## Begin RECORDS FOR PROCESSING
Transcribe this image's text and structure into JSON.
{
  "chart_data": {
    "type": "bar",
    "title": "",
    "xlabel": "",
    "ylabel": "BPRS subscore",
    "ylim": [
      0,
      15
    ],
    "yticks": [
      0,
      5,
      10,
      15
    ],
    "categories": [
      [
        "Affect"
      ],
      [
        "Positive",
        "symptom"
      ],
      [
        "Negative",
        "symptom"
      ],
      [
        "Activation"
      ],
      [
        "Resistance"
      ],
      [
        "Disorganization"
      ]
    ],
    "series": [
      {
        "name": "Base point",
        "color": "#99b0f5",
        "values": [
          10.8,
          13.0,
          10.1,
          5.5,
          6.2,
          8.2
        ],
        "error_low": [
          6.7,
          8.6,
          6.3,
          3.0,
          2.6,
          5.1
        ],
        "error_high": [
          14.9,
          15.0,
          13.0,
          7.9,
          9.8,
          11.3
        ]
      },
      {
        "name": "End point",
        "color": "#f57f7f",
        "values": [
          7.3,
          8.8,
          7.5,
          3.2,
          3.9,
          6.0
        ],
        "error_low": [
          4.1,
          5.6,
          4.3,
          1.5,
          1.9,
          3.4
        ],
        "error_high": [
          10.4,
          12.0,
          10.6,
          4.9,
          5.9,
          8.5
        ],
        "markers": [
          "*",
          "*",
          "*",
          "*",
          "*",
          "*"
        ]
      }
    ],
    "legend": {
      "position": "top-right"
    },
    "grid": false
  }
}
## End RECORDS FOR PROCESSING
## [EXERCISE]
Go through the material above line by line and copy it exactly.

## [SOLVED PROBLEM]
Transcribe this image's text and structure into JSON.
{
  "chart_data": {
    "type": "bar",
    "title": "",
    "xlabel": "",
    "ylabel": "BPRS subscore",
    "ylim": [
      0,
      15
    ],
    "yticks": [
      0,
      5,
      10,
      15
    ],
    "categories": [
      [
        "Affect"
      ],
      [
        "Positive",
        "symptom"
      ],
      [
        "Negative",
        "symptom"
      ],
      [
        "Activation"
      ],
      [
        "Resistance"
      ],
      [
        "Disorganization"
      ]
    ],
    "series": [
      {
        "name": "Base point",
        "color": "#99b0f5",
        "values": [
          10.8,
          13.0,
          10.1,
          5.5,
          6.2,
          8.2
        ],
        "error_low": [
          6.7,
          8.6,
          6.3,
          3.0,
          2.6,
          5.1
        ],
        "error_high": [
          14.9,
          15.0,
          13.0,
          7.9,
          9.8,
          11.3
        ]
      },
      {
        "name": "End point",
        "color": "#f57f7f",
        "values": [
          7.3,
          8.8,
          7.5,
          3.2,
          3.9,
          6.0
        ],
        "error_low": [
          4.1,
          5.6,
          4.3,
          1.5,
          1.9,
          3.4
        ],
        "error_high": [
          10.4,
          12.0,
          10.6,
          4.9,
          5.9,
          8.5
        ],
        "markers": [
          "*",
          "*",
          "*",
          "*",
          "*",
          "*"
        ]
      }
    ],
    "legend": {
      "position": "top-right"
    },
    "grid": false
  }
}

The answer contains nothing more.